───── Records for the exercise ─────
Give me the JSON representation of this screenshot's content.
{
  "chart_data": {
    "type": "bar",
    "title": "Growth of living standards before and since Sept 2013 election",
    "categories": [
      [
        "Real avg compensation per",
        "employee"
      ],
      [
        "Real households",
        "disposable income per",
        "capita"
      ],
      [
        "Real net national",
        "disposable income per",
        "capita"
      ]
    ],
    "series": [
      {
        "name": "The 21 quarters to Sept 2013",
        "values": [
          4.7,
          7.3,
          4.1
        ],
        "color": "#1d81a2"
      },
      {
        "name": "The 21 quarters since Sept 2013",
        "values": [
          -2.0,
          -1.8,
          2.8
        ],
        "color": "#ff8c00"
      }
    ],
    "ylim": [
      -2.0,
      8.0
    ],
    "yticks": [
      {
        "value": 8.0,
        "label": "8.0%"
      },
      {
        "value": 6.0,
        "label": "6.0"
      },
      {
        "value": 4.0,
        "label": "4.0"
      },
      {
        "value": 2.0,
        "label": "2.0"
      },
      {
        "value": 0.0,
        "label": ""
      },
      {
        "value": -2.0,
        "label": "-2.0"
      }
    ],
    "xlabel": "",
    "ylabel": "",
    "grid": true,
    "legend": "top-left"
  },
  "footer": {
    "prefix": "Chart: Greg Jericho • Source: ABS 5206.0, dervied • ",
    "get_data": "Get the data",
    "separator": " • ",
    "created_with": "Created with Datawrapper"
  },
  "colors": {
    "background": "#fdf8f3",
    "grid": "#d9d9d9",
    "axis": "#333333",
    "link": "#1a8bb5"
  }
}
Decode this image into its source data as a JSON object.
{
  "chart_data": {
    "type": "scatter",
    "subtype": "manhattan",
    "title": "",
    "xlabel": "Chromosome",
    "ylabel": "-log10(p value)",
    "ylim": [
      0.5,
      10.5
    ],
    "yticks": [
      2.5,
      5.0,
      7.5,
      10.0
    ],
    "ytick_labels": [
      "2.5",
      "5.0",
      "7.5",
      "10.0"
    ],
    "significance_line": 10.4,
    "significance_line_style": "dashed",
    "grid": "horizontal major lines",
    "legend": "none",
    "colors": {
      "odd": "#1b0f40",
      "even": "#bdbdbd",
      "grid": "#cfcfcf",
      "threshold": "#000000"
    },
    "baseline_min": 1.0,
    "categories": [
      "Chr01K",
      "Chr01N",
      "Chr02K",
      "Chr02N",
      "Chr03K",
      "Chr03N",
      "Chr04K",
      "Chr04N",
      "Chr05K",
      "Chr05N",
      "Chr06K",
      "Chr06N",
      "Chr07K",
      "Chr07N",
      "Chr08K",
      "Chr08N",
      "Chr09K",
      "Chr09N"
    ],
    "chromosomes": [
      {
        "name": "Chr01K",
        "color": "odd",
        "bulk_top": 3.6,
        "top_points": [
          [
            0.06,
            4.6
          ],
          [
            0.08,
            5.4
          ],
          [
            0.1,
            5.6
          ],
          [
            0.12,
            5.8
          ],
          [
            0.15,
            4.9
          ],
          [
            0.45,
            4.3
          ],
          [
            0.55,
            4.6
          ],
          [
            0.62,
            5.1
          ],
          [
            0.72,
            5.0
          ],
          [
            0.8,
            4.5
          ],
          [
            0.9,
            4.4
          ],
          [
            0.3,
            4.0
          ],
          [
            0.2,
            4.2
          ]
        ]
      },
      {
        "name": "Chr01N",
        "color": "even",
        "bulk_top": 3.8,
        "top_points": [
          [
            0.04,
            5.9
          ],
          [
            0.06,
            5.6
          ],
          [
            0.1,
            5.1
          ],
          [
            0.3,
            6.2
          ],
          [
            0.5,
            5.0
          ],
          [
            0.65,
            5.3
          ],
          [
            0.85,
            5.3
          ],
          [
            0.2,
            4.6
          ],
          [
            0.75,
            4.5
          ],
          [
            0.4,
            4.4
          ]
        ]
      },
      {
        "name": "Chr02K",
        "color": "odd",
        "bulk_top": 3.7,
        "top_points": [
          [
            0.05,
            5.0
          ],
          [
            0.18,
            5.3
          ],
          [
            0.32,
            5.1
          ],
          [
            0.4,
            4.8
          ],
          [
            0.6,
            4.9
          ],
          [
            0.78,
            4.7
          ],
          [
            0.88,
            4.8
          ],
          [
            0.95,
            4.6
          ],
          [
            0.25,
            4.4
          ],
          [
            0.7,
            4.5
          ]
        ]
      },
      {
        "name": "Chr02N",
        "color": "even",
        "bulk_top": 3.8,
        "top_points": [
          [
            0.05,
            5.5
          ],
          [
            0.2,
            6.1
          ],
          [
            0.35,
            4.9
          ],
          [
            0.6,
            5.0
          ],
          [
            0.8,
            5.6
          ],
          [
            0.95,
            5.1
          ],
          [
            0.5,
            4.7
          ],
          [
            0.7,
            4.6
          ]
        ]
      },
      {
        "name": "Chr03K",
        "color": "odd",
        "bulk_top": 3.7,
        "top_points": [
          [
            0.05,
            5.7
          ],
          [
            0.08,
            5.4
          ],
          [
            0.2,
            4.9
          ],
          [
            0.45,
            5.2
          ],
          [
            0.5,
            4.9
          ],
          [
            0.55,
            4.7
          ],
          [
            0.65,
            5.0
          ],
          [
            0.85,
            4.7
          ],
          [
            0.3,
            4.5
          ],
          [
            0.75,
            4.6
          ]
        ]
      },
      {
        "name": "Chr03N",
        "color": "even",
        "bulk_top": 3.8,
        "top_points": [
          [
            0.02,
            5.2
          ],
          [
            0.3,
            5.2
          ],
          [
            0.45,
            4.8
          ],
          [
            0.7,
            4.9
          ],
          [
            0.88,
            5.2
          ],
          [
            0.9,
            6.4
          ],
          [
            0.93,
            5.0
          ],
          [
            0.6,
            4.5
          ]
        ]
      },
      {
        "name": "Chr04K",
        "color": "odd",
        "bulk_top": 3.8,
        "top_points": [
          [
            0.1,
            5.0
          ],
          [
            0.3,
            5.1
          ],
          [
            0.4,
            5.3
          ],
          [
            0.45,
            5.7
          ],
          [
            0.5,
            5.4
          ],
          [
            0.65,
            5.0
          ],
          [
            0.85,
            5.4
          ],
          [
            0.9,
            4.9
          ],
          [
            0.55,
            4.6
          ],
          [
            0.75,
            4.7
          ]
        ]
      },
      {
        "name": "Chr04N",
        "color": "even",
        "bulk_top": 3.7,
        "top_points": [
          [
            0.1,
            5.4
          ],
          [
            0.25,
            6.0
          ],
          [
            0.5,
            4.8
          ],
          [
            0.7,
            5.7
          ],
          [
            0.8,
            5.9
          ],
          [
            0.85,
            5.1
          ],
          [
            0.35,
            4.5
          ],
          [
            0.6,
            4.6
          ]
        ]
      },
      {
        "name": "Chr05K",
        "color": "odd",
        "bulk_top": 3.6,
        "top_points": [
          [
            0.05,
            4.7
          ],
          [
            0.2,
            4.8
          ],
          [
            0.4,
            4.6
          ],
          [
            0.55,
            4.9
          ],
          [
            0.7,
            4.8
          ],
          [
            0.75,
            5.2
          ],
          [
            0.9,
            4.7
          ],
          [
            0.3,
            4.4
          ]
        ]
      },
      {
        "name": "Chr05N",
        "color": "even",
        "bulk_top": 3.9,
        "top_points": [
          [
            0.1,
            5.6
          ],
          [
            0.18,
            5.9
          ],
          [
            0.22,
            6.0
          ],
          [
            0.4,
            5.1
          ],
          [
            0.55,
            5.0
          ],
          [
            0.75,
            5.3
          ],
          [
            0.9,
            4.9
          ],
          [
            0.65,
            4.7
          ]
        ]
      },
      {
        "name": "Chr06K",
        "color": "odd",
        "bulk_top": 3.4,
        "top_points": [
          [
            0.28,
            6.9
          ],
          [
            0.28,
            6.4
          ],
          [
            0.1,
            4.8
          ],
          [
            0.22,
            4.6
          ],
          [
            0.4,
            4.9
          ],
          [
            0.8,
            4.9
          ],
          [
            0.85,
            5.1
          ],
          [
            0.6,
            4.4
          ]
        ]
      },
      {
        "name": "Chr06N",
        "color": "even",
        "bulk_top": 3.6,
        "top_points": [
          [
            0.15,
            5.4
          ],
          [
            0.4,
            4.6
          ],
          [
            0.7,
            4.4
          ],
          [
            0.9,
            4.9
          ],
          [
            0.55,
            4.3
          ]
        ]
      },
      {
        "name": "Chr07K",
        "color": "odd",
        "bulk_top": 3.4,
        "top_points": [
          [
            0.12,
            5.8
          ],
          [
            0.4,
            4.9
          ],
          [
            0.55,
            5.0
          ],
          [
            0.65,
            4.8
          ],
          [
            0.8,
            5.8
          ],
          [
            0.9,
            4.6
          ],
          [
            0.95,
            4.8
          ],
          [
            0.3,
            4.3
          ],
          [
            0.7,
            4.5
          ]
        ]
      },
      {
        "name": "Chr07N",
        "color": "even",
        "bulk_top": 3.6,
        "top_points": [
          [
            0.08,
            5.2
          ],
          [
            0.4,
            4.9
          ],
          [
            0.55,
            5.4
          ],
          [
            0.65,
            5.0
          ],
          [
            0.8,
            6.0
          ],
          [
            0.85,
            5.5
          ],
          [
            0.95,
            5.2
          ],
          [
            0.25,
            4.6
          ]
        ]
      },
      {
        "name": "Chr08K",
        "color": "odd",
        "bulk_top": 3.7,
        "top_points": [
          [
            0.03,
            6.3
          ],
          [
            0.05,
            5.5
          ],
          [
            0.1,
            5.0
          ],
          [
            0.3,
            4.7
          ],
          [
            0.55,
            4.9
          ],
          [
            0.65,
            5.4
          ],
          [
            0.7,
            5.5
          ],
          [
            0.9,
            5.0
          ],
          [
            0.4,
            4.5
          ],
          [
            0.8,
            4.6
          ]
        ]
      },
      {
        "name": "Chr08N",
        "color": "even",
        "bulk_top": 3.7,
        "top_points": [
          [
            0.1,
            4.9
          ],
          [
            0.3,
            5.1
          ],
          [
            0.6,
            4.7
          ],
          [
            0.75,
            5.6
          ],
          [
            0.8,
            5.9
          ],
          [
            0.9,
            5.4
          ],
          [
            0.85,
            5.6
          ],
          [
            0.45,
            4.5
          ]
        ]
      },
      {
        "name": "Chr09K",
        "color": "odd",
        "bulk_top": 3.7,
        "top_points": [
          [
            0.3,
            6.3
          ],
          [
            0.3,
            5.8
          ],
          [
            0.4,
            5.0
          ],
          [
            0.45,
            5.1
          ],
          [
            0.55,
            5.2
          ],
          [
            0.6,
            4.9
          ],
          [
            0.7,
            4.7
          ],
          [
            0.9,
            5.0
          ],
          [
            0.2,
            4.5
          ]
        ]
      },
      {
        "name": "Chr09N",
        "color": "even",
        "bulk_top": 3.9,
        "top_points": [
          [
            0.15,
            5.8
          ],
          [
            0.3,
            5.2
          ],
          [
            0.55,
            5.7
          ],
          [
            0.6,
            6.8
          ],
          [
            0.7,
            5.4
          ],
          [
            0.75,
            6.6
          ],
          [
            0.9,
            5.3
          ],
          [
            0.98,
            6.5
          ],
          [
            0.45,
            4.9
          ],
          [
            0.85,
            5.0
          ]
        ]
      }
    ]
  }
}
─────
Direction:
Using the listing above, pull out all lines that hold the word "Real".

In response:
        "Real avg compensation per",
        "Real households",
        "Real net national",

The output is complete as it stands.